Stored items from a collection:
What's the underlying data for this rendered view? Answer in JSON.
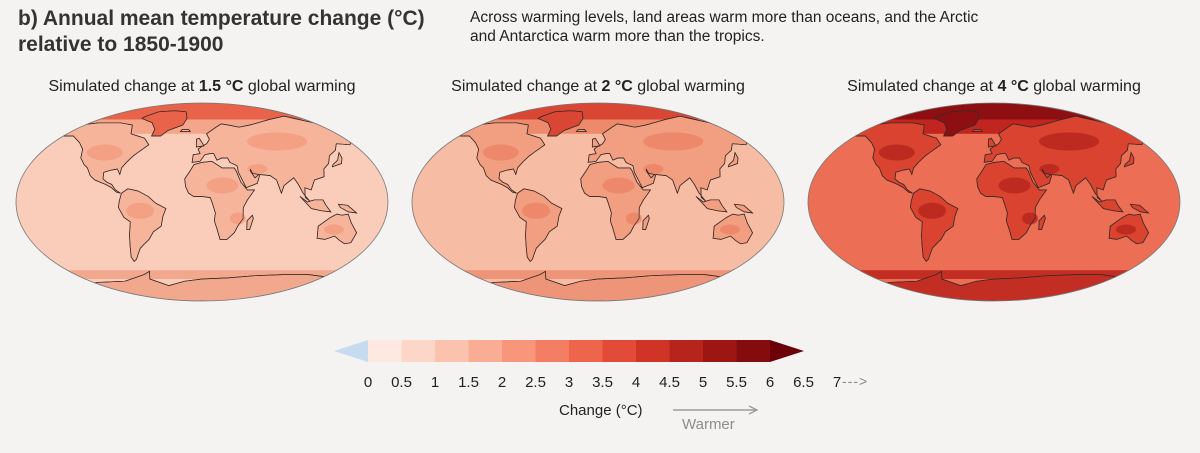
{
  "header": {
    "title_line1": "b) Annual mean temperature change (°C)",
    "title_line2": "relative to 1850-1900",
    "desc_line1": "Across warming levels, land areas warm more than oceans, and the Arctic",
    "desc_line2": "and Antarctica warm more than the tropics."
  },
  "panels": [
    {
      "prefix": "Simulated change at ",
      "level": "1.5 °C",
      "suffix": " global warming"
    },
    {
      "prefix": "Simulated change at ",
      "level": "2 °C",
      "suffix": " global warming"
    },
    {
      "prefix": "Simulated change at ",
      "level": "4 °C",
      "suffix": " global warming"
    }
  ],
  "legend": {
    "ticks": [
      "0",
      "0.5",
      "1",
      "1.5",
      "2",
      "2.5",
      "3",
      "3.5",
      "4",
      "4.5",
      "5",
      "5.5",
      "6",
      "6.5",
      "7"
    ],
    "more_arrow": "--->",
    "label": "Change (°C)",
    "direction_label": "Warmer",
    "colors": [
      "#fde9e0",
      "#fcd6c6",
      "#fbc3ae",
      "#f9ad94",
      "#f7967b",
      "#f37e63",
      "#ee654c",
      "#e24b37",
      "#cf3427",
      "#b7241c",
      "#9e1614",
      "#840c0f"
    ],
    "below_color": "#c6dbef",
    "above_color": "#6b0008"
  },
  "colors": {
    "ocean_15": "#f9cdb9",
    "land_15": "#f6b59b",
    "arctic_15": "#e9634a",
    "ocean_2": "#f7bca4",
    "land_2": "#f29e80",
    "arctic_2": "#da4634",
    "ocean_4": "#ec6e55",
    "land_4": "#d9432f",
    "arctic_4": "#8d0f12",
    "coast": "#3a2a26"
  }
}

— Work to be completed —
Reproduce the records, all of them, word for word; omit the pictures.

— Task output —
What's the underlying data for this rendered view? Answer in JSON.
{
  "header": {
    "title_line1": "b) Annual mean temperature change (°C)",
    "title_line2": "relative to 1850-1900",
    "desc_line1": "Across warming levels, land areas warm more than oceans, and the Arctic",
    "desc_line2": "and Antarctica warm more than the tropics."
  },
  "panels": [
    {
      "prefix": "Simulated change at ",
      "level": "1.5 °C",
      "suffix": " global warming"
    },
    {
      "prefix": "Simulated change at ",
      "level": "2 °C",
      "suffix": " global warming"
    },
    {
      "prefix": "Simulated change at ",
      "level": "4 °C",
      "suffix": " global warming"
    }
  ],
  "legend": {
    "ticks": [
      "0",
      "0.5",
      "1",
      "1.5",
      "2",
      "2.5",
      "3",
      "3.5",
      "4",
      "4.5",
      "5",
      "5.5",
      "6",
      "6.5",
      "7"
    ],
    "more_arrow": "--->",
    "label": "Change (°C)",
    "direction_label": "Warmer",
    "colors": [
      "#fde9e0",
      "#fcd6c6",
      "#fbc3ae",
      "#f9ad94",
      "#f7967b",
      "#f37e63",
      "#ee654c",
      "#e24b37",
      "#cf3427",
      "#b7241c",
      "#9e1614",
      "#840c0f"
    ],
    "below_color": "#c6dbef",
    "above_color": "#6b0008"
  },
  "colors": {
    "ocean_15": "#f9cdb9",
    "land_15": "#f6b59b",
    "arctic_15": "#e9634a",
    "ocean_2": "#f7bca4",
    "land_2": "#f29e80",
    "arctic_2": "#da4634",
    "ocean_4": "#ec6e55",
    "land_4": "#d9432f",
    "arctic_4": "#8d0f12",
    "coast": "#3a2a26"
  }
}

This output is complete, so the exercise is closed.